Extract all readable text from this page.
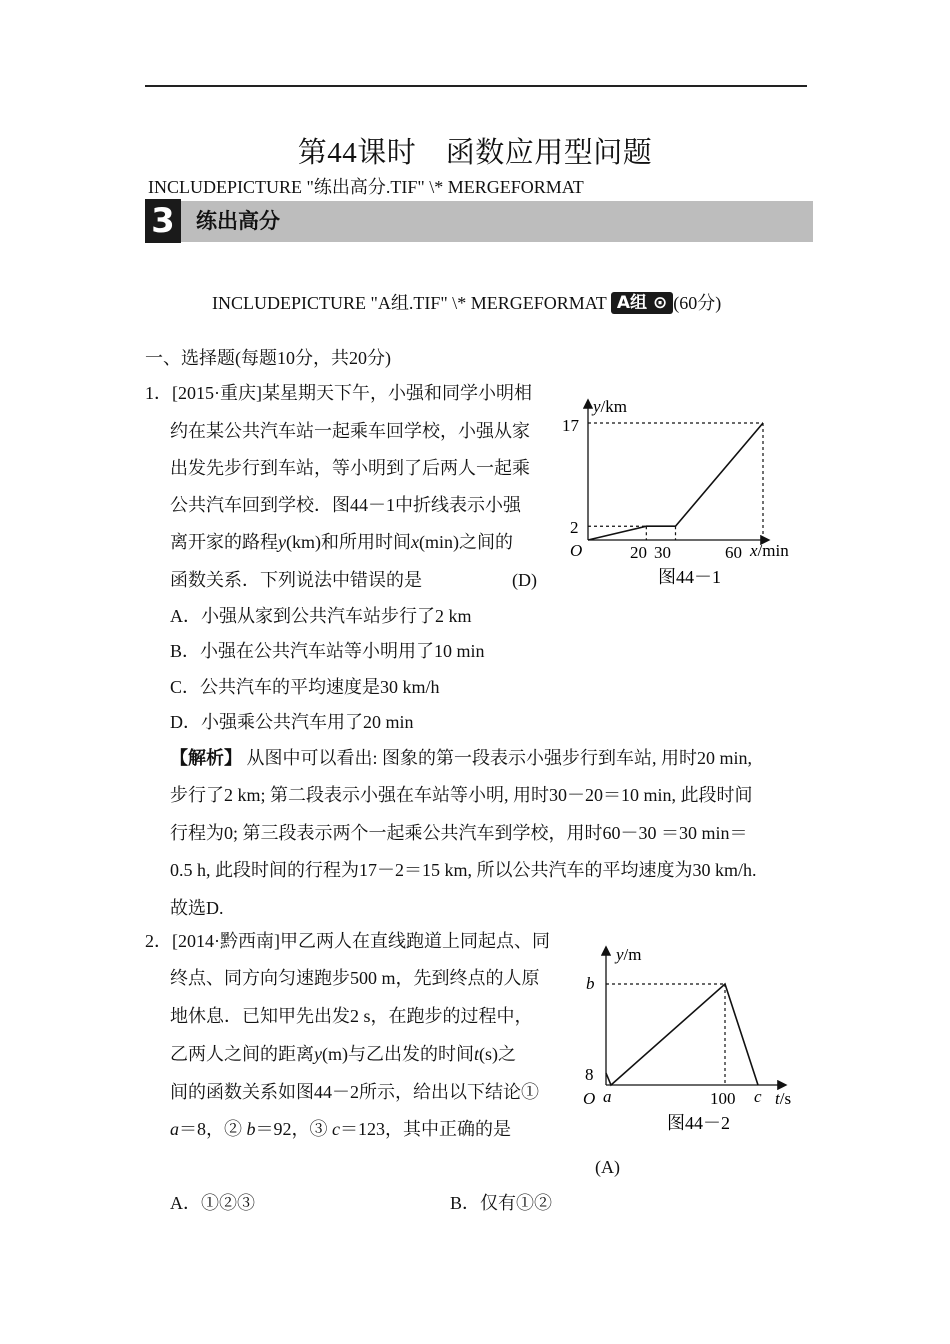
第44课时　函数应用型问题
INCLUDEPICTURE "练出高分.TIF" \* MERGEFORMAT
3 练出高分
INCLUDEPICTURE "A组.TIF" \* MERGEFORMAT A组 ⊙ (60分)
一、选择题(每题10分，共20分)
1．[2015·重庆]某星期天下午，小强和同学小明相
约在某公共汽车站一起乘车回学校，小强从家
出发先步行到车站，等小明到了后两人一起乘
公共汽车回到学校．图44－1中折线表示小强
离开家的路程y(km)和所用时间x(min)之间的
函数关系．下列说法中错误的是	(D)
A．小强从家到公共汽车站步行了2 km
B．小强在公共汽车站等小明用了10 min
C．公共汽车的平均速度是30 km/h
D．小强乘公共汽车用了20 min
【解析】 从图中可以看出: 图象的第一段表示小强步行到车站, 用时20 min,
步行了2 km; 第二段表示小强在车站等小明, 用时30－20＝10 min, 此段时间
行程为0; 第三段表示两个一起乘公共汽车到学校，用时60－30 ＝30 min＝
0.5 h, 此段时间的行程为17－2＝15 km, 所以公共汽车的平均速度为30 km/h.
故选D.
y/km
x/min
O
2
17
20 30	60
图44－1
2．[2014·黔西南]甲乙两人在直线跑道上同起点、同
终点、同方向匀速跑步500 m，先到终点的人原
地休息．已知甲先出发2 s，在跑步的过程中，
乙两人之间的距离y(m)与乙出发的时间t(s)之
间的函数关系如图44－2所示，给出以下结论①
a＝8，② b＝92，③ c＝123，其中正确的是
(A)
A．①②③	B．仅有①②
y/m
t/s
O
b
8
a	100 c
图44－2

· · ·

Work required:
Take the listing and print it again exactly, but without any pictures.

Solution to this exercise:
Extract all readable text from this page.
第44课时　函数应用型问题
INCLUDEPICTURE "练出高分.TIF" \* MERGEFORMAT
3 练出高分
INCLUDEPICTURE "A组.TIF" \* MERGEFORMAT A组 ⊙ (60分)
一、选择题(每题10分，共20分)
1．[2015·重庆]某星期天下午，小强和同学小明相
约在某公共汽车站一起乘车回学校，小强从家
出发先步行到车站，等小明到了后两人一起乘
公共汽车回到学校．图44－1中折线表示小强
离开家的路程y(km)和所用时间x(min)之间的
函数关系．下列说法中错误的是	(D)
A．小强从家到公共汽车站步行了2 km
B．小强在公共汽车站等小明用了10 min
C．公共汽车的平均速度是30 km/h
D．小强乘公共汽车用了20 min
【解析】 从图中可以看出: 图象的第一段表示小强步行到车站, 用时20 min,
步行了2 km; 第二段表示小强在车站等小明, 用时30－20＝10 min, 此段时间
行程为0; 第三段表示两个一起乘公共汽车到学校，用时60－30 ＝30 min＝
0.5 h, 此段时间的行程为17－2＝15 km, 所以公共汽车的平均速度为30 km/h.
故选D.
y/km
x/min
O
2
17
20 30	60
图44－1
2．[2014·黔西南]甲乙两人在直线跑道上同起点、同
终点、同方向匀速跑步500 m，先到终点的人原
地休息．已知甲先出发2 s，在跑步的过程中，
乙两人之间的距离y(m)与乙出发的时间t(s)之
间的函数关系如图44－2所示，给出以下结论①
a＝8，② b＝92，③ c＝123，其中正确的是
(A)
A．①②③	B．仅有①②
y/m
t/s
O
b
8
a	100 c
图44－2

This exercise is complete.